**TASK OBJECTIVE**
Your task is to repeat all of the material exactly.

**EXCERPTED RECORDS**

* * *

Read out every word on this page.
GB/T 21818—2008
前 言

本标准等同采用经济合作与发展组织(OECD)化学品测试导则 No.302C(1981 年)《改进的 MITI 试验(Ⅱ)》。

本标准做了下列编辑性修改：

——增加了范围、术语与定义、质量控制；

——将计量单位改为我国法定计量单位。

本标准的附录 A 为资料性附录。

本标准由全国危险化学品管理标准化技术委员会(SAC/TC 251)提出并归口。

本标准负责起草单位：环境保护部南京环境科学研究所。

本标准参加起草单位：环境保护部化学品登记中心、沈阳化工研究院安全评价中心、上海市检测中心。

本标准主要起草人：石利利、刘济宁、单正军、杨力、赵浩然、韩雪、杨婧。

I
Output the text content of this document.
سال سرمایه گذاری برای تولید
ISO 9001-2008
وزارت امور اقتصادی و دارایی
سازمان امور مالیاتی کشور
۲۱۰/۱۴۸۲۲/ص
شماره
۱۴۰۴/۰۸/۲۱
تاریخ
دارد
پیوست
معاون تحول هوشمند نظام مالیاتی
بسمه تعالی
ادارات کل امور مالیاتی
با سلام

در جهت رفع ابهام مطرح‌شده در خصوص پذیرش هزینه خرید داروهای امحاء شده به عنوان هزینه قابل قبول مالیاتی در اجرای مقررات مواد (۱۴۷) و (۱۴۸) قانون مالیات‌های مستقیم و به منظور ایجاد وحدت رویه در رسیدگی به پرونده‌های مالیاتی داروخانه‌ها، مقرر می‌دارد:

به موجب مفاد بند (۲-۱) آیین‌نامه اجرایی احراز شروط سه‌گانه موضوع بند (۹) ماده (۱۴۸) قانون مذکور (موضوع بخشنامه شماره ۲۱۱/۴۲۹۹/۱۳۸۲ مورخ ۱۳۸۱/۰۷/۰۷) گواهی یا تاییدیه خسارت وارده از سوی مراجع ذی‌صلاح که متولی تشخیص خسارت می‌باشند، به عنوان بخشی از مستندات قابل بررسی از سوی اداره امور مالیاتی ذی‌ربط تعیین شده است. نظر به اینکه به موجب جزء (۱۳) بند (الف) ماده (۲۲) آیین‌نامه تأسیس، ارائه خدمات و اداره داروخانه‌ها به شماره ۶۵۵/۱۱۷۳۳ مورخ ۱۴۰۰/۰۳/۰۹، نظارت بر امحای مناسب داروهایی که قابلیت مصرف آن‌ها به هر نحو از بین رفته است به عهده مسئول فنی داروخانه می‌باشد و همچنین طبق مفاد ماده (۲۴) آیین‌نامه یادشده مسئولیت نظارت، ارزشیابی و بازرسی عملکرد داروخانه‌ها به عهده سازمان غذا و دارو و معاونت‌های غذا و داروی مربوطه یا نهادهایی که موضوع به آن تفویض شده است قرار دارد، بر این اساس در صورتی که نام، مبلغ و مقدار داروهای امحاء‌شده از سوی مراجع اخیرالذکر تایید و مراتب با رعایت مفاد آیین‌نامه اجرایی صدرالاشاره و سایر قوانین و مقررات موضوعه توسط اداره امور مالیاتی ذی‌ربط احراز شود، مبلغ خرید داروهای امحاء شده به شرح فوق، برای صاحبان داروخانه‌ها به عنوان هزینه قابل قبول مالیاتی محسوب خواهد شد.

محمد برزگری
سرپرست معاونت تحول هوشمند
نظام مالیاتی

* * *

**RESULT**
Read out every word on this page.
GB/T 21818—2008
前 言

本标准等同采用经济合作与发展组织(OECD)化学品测试导则 No.302C(1981 年)《改进的 MITI 试验(Ⅱ)》。

本标准做了下列编辑性修改：

——增加了范围、术语与定义、质量控制；

——将计量单位改为我国法定计量单位。

本标准的附录 A 为资料性附录。

本标准由全国危险化学品管理标准化技术委员会(SAC/TC 251)提出并归口。

本标准负责起草单位：环境保护部南京环境科学研究所。

本标准参加起草单位：环境保护部化学品登记中心、沈阳化工研究院安全评价中心、上海市检测中心。

本标准主要起草人：石利利、刘济宁、单正军、杨力、赵浩然、韩雪、杨婧。

I
Output the text content of this document.
سال سرمایه گذاری برای تولید
ISO 9001-2008
وزارت امور اقتصادی و دارایی
سازمان امور مالیاتی کشور
۲۱۰/۱۴۸۲۲/ص
شماره
۱۴۰۴/۰۸/۲۱
تاریخ
دارد
پیوست
معاون تحول هوشمند نظام مالیاتی
بسمه تعالی
ادارات کل امور مالیاتی
با سلام

در جهت رفع ابهام مطرح‌شده در خصوص پذیرش هزینه خرید داروهای امحاء شده به عنوان هزینه قابل قبول مالیاتی در اجرای مقررات مواد (۱۴۷) و (۱۴۸) قانون مالیات‌های مستقیم و به منظور ایجاد وحدت رویه در رسیدگی به پرونده‌های مالیاتی داروخانه‌ها، مقرر می‌دارد:

به موجب مفاد بند (۲-۱) آیین‌نامه اجرایی احراز شروط سه‌گانه موضوع بند (۹) ماده (۱۴۸) قانون مذکور (موضوع بخشنامه شماره ۲۱۱/۴۲۹۹/۱۳۸۲ مورخ ۱۳۸۱/۰۷/۰۷) گواهی یا تاییدیه خسارت وارده از سوی مراجع ذی‌صلاح که متولی تشخیص خسارت می‌باشند، به عنوان بخشی از مستندات قابل بررسی از سوی اداره امور مالیاتی ذی‌ربط تعیین شده است. نظر به اینکه به موجب جزء (۱۳) بند (الف) ماده (۲۲) آیین‌نامه تأسیس، ارائه خدمات و اداره داروخانه‌ها به شماره ۶۵۵/۱۱۷۳۳ مورخ ۱۴۰۰/۰۳/۰۹، نظارت بر امحای مناسب داروهایی که قابلیت مصرف آن‌ها به هر نحو از بین رفته است به عهده مسئول فنی داروخانه می‌باشد و همچنین طبق مفاد ماده (۲۴) آیین‌نامه یادشده مسئولیت نظارت، ارزشیابی و بازرسی عملکرد داروخانه‌ها به عهده سازمان غذا و دارو و معاونت‌های غذا و داروی مربوطه یا نهادهایی که موضوع به آن تفویض شده است قرار دارد، بر این اساس در صورتی که نام، مبلغ و مقدار داروهای امحاء‌شده از سوی مراجع اخیرالذکر تایید و مراتب با رعایت مفاد آیین‌نامه اجرایی صدرالاشاره و سایر قوانین و مقررات موضوعه توسط اداره امور مالیاتی ذی‌ربط احراز شود، مبلغ خرید داروهای امحاء شده به شرح فوق، برای صاحبان داروخانه‌ها به عنوان هزینه قابل قبول مالیاتی محسوب خواهد شد.

محمد برزگری
سرپرست معاونت تحول هوشمند
نظام مالیاتی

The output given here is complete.